— begin —
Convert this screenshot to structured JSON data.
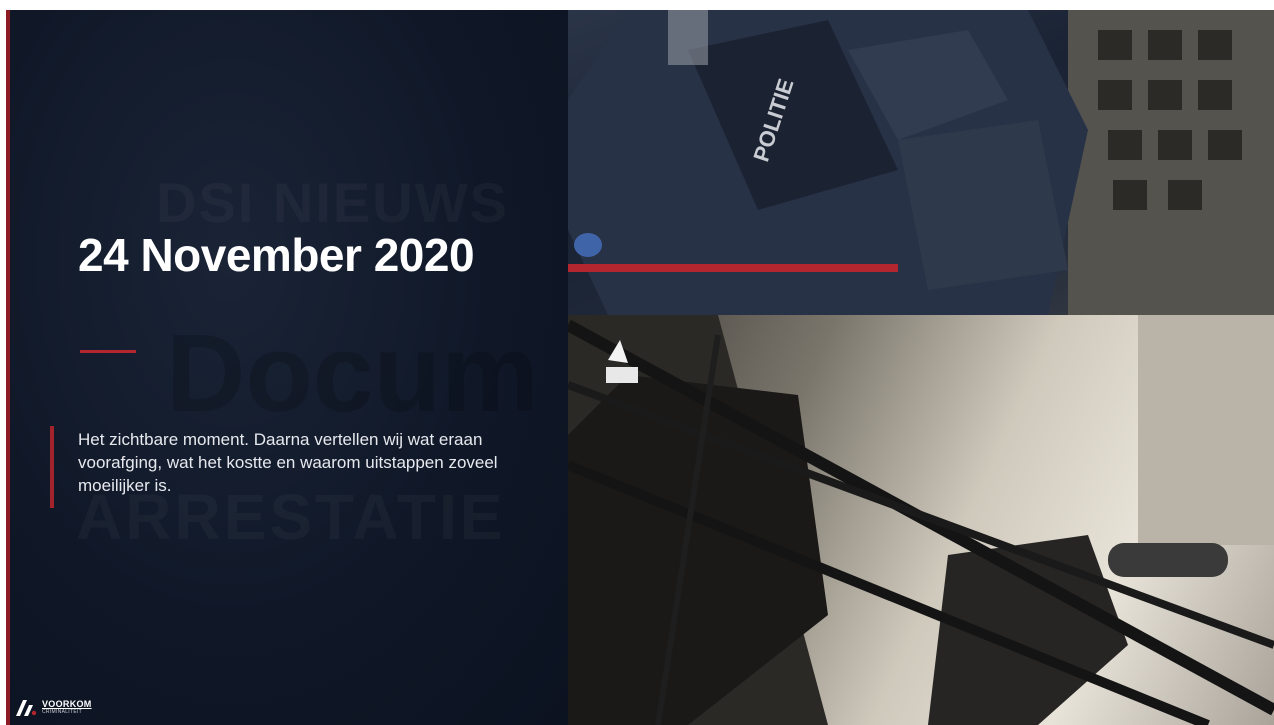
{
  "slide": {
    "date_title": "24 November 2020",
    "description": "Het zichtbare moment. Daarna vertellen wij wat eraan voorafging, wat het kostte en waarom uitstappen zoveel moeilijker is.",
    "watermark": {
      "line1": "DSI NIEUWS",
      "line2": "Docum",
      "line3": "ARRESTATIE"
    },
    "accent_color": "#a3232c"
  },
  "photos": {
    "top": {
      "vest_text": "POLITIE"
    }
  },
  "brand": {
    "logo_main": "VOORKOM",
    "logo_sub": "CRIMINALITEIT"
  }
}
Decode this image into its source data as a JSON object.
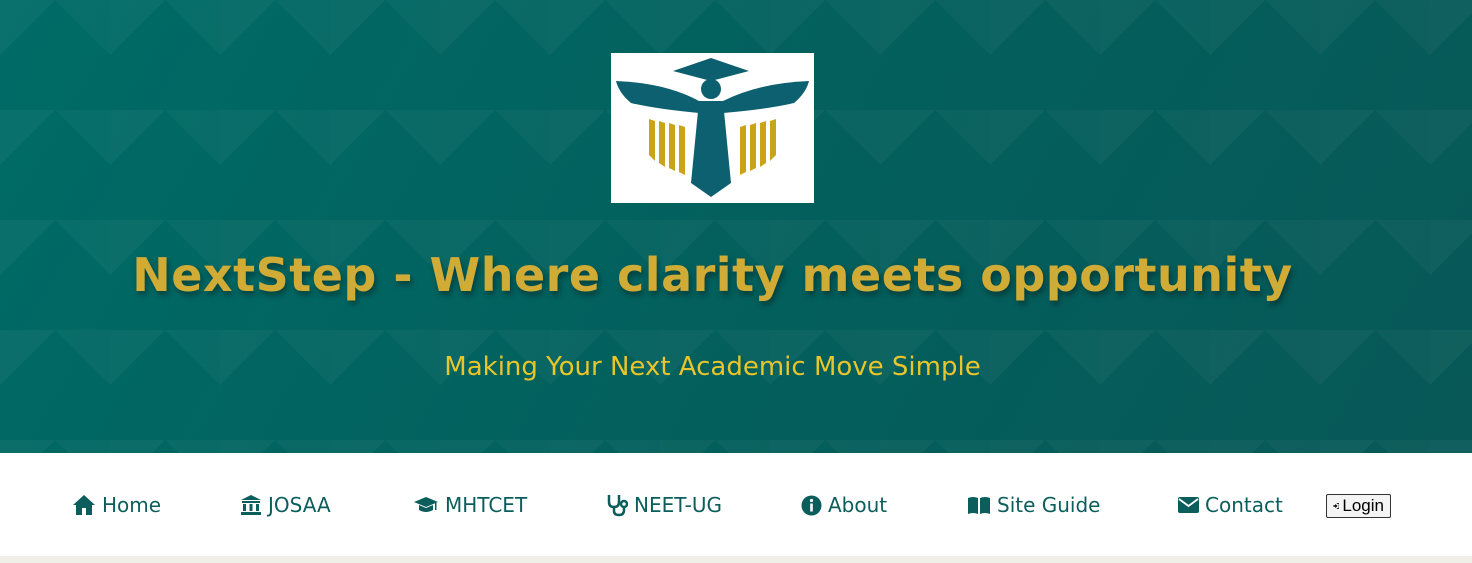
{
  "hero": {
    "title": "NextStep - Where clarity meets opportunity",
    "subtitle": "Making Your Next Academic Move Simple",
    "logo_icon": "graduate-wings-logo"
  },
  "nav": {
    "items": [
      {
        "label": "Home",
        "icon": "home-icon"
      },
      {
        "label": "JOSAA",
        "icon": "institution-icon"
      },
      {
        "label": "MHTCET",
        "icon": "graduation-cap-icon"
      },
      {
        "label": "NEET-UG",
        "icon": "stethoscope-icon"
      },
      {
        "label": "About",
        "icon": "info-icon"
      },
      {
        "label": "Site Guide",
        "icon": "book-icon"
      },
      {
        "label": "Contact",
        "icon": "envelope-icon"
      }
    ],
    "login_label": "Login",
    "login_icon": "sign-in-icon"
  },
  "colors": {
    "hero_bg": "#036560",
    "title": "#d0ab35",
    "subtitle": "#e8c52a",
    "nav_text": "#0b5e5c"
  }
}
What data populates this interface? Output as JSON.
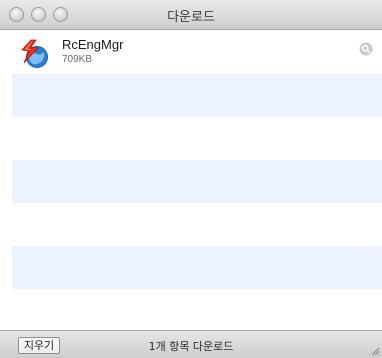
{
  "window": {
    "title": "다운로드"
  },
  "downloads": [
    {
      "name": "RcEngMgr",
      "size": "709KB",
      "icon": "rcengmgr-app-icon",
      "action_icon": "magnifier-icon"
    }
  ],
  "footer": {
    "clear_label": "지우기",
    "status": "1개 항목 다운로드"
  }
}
— end —
— begin —
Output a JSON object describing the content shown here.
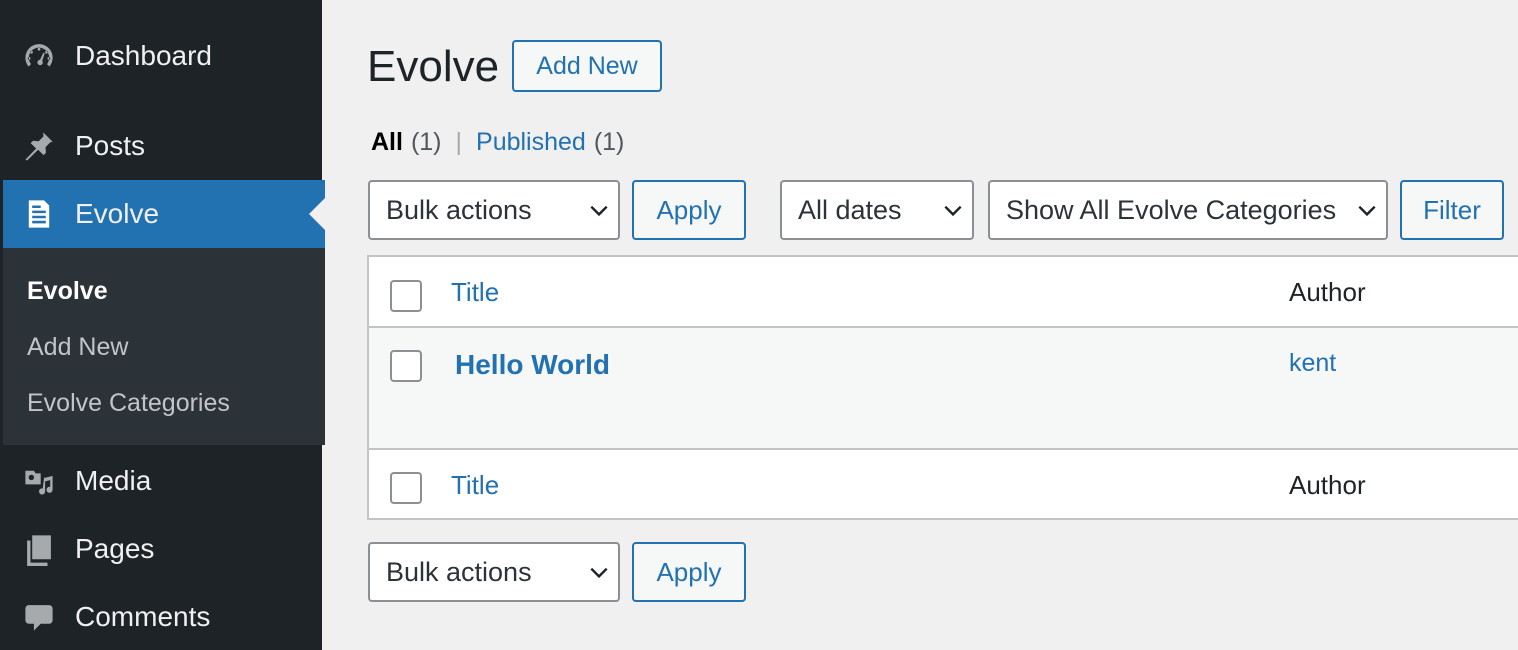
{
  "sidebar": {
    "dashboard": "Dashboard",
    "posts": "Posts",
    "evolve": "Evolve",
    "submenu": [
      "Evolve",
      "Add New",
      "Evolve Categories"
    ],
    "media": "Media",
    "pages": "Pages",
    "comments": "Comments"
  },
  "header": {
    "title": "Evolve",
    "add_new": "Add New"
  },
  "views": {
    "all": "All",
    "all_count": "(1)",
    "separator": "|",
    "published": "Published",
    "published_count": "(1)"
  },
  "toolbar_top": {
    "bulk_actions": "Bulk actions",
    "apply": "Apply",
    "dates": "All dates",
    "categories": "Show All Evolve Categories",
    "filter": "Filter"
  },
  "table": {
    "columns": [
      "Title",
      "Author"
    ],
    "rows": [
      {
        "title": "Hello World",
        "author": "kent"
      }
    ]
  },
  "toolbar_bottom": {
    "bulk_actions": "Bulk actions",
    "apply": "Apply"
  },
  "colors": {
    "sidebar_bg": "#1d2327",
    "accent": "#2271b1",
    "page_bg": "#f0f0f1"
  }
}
— end —
GOAL OF THE EXERCISE
Collect the lines of the data that carry the word "object".

OUTPUT
Decode this image into its source data as a JSON object.
Output a JSON object describing the content shown here.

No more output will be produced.